(PAGE TEXT Opens)

Topic: SVP4 auto disable by folder feature request

**Feature Request / Workaround Needed: Auto-disable SVP based on file directory**

Hi everyone,

I'm a lazy person by nature — I believe in automating as much as possible so I never have to think about it. And hey, it's the lazy ones who push the world forward!

I have a fairly specific workflow issue that I haven't been able to solve cleanly, and I'm hoping someone here has a solution or can point me in the right direction.

**My workflow:**
I download video files into a `Download` folder, where I work on syncing subtitles and adjusting the timeline. Once a file is properly subtitled and timed, I move it to a `SUBED` folder for regular viewing.

**The problems I'm running into:**

1. **SVP is unnecessary during subtitle work.** When I'm in the Download folder aligning subtitles, frame interpolation just gets in the way. I don't need SVP active there at all — only in the SUBED folder where I actually watch finished files.

2. **SVP causes stuttering during file moves between the two folders.** When I'm cutting and pasting files between Download and SUBED, SVP tries to process the video while the disk is busy with the file transfer. Since disk I/O for the move takes priority, playback stalls completely and I have to wait for the file transfer to finish before the next file plays properly.

Because of these two issues, I constantly find myself manually toggling "Pause SVP" from the tray menu, which I'd rather not do every single time.

**What I'd like:** A way for SVP to automatically disable itself when playing files outside a specified directory (e.g. anything not under `H:\SUBED`), and re-enable when playing from within that directory. Ideally this would work seamlessly without any manual intervention.

**What I've already tried:**
I attempted to implement this via an mpv Lua script using `observe_property("vf", ...)` to detect when SVP injects its VapourSynth filter and immediately remove it. The detection works correctly, but the approach feels fragile and hacky. I also tried calling the SVP HTTP API (`localhost:9901/rpc?func=setEnabled`), but couldn't get reliable results during active playback.

Is there a proper supported way to achieve directory-based SVP toggling? Any help appreciated.

Re: SVP4 auto disable by folder feature request

(random SVP user who worked in technology for a while)

It is hard for me to imagine many other users wanting or needing that specific functionality (blacklist/whitelist SVP application based off of the file system folder location).

Wonder if there is a keyboard shortcut, or one could be set/added, to enable/disable SVP as a whole like you can do from the manager with the mouse.

Or you could kill the SVP manager process, do your work, then run it again (if you tried to automate what you're doing manually now).

(PAGE TEXT Closes)
(PROVIDED DATA Opens)

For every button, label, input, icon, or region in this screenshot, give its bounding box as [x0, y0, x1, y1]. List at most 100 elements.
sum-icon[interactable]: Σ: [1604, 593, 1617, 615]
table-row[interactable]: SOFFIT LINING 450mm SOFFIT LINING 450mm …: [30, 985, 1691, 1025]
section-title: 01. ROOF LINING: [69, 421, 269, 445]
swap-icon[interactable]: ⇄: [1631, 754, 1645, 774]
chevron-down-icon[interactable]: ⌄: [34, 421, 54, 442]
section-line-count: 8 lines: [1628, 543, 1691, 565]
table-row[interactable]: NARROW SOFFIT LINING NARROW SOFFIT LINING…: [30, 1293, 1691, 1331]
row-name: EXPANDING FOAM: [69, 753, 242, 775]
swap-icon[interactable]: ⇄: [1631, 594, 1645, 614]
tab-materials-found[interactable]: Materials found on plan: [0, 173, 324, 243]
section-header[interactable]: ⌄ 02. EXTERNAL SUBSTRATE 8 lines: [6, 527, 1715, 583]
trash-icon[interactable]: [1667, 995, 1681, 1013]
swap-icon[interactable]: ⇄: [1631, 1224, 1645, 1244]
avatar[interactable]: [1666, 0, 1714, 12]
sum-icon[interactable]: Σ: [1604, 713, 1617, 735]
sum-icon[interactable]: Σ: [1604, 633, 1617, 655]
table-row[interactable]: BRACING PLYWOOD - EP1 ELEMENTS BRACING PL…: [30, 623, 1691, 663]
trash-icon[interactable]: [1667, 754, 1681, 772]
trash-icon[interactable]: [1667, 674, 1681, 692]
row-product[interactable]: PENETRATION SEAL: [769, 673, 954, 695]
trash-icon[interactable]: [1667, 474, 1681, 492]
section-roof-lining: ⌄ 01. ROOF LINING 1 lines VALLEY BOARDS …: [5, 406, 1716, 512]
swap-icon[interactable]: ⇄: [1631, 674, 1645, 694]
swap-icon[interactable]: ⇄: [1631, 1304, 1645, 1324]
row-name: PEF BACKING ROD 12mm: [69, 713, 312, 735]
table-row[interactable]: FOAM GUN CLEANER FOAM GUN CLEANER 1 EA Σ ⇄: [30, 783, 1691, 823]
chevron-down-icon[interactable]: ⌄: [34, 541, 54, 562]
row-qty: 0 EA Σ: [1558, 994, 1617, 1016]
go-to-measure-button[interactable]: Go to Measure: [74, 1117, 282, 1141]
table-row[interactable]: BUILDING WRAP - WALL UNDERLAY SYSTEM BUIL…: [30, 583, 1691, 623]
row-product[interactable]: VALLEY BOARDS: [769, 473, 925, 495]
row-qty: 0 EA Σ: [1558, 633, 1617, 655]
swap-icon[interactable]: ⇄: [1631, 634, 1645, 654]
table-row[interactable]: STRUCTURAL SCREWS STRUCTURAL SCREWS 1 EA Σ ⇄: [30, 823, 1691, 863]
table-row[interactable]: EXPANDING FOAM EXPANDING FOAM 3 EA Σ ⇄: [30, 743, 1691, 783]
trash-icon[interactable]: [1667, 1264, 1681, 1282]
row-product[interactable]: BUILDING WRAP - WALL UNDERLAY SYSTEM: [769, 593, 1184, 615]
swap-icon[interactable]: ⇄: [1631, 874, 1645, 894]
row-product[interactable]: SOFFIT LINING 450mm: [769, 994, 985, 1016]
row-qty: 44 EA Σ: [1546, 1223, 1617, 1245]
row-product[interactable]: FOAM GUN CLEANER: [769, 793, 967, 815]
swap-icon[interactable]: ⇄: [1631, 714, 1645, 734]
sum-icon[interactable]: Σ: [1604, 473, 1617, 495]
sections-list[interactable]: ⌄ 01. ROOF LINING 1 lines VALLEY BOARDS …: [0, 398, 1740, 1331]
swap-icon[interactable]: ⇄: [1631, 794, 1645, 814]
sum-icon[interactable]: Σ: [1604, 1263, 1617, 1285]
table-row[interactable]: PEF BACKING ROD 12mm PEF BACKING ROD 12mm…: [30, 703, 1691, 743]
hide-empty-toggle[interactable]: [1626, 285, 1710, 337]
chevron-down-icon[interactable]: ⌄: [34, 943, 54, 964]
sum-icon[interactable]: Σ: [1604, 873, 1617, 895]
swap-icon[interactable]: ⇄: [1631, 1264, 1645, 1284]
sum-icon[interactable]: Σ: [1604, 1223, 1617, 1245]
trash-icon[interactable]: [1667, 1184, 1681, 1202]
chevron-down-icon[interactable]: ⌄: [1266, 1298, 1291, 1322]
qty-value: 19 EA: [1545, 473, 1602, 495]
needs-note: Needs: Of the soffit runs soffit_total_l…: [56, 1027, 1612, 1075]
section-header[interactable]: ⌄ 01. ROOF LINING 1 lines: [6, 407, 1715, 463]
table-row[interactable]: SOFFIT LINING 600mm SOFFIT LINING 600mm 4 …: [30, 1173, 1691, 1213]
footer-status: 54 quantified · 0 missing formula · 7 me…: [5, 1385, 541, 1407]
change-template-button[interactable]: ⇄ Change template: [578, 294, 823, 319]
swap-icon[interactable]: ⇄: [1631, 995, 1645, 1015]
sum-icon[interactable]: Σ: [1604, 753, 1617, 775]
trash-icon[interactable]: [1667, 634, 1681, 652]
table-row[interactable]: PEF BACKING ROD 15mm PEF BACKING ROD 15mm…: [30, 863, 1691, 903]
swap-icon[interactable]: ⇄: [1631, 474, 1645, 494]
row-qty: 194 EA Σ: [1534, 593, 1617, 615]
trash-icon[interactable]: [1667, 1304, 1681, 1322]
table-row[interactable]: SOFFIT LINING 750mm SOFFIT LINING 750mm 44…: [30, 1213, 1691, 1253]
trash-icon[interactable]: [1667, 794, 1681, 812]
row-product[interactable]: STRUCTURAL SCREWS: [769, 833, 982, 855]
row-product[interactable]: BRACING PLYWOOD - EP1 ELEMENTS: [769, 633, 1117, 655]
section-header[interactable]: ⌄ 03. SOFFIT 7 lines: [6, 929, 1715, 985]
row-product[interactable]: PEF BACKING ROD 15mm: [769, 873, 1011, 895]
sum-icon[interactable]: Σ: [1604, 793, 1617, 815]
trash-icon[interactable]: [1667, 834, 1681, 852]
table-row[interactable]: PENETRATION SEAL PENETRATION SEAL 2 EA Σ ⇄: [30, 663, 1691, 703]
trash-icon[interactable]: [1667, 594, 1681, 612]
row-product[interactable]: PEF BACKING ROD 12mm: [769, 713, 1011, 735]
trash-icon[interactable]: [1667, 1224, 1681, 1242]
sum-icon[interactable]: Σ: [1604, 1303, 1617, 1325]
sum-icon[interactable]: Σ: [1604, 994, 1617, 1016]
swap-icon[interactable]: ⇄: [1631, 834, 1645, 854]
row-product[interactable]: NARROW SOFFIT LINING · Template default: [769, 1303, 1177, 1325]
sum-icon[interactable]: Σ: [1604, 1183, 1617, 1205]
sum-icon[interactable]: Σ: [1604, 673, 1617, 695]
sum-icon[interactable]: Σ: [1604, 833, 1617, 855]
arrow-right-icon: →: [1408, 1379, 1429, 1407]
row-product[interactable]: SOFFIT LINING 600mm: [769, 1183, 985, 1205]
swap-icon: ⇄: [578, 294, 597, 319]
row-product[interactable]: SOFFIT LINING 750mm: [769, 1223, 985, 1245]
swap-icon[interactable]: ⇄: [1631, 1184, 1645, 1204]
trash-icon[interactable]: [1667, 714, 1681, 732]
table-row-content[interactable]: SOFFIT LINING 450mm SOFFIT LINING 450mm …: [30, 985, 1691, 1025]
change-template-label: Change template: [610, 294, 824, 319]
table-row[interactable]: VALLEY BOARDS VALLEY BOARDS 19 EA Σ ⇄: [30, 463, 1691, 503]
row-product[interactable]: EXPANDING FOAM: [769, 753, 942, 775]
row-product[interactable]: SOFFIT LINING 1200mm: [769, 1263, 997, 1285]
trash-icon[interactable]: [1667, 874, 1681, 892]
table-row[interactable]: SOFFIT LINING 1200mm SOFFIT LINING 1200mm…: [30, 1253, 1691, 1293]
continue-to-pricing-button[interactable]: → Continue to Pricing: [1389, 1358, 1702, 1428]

(PROVIDED DATA Closes)

Repeat the forum thread about auto-disabling SVP by folder word for word, between "I have a fairly" and "for regular viewing.", inclusive.

I have a fairly specific workflow issue that I haven't been able to solve cleanly, and I'm hoping someone here has a solution or can point me in the right direction.

**My workflow:**
I download video files into a `Download` folder, where I work on syncing subtitles and adjusting the timeline. Once a file is properly subtitled and timed, I move it to a `SUBED` folder for regular viewing.